● Work required: Pull out every line with the word "Commissioning" from the entries below.
----------
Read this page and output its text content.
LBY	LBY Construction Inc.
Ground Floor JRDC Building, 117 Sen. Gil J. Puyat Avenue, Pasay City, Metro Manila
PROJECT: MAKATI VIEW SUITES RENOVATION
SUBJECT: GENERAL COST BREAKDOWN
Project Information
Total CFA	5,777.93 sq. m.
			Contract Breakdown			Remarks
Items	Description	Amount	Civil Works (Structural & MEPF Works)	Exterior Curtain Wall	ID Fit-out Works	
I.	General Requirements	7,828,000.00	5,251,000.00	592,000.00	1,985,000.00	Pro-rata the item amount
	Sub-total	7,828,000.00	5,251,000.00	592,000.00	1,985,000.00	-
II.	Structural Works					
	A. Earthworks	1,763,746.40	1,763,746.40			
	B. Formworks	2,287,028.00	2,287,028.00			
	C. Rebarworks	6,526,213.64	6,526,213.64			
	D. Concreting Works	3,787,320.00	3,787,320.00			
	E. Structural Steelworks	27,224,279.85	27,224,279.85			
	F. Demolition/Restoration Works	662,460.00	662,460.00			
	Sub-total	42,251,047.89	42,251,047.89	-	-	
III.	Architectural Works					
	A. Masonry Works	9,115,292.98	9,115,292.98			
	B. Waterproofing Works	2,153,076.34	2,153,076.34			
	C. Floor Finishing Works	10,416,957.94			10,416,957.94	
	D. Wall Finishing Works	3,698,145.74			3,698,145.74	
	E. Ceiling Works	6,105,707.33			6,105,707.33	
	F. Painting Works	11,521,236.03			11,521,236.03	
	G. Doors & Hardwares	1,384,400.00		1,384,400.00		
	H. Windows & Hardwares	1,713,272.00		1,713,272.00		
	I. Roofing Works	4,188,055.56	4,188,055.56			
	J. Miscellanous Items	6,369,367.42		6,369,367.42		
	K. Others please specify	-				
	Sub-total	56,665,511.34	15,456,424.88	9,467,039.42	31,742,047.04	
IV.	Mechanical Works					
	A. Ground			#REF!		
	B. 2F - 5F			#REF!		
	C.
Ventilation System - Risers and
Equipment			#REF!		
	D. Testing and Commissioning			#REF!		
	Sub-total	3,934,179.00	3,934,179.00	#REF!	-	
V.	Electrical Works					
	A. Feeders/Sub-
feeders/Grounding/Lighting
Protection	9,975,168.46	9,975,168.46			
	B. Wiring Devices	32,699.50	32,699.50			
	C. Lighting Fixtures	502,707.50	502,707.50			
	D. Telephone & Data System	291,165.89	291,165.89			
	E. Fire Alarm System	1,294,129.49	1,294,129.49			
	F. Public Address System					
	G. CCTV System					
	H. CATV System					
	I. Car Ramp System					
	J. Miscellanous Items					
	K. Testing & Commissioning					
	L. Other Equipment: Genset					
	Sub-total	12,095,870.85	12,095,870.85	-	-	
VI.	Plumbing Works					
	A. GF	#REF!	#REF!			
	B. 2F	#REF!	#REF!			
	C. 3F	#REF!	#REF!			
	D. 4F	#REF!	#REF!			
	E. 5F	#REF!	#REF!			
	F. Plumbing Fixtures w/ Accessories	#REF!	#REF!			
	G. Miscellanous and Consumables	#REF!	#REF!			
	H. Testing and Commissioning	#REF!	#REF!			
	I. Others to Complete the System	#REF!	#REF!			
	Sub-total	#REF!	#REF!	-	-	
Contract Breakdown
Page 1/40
----------
● Full output:
	D. Testing and Commissioning			#REF!		
	K. Testing & Commissioning					
	H. Testing and Commissioning	#REF!	#REF!			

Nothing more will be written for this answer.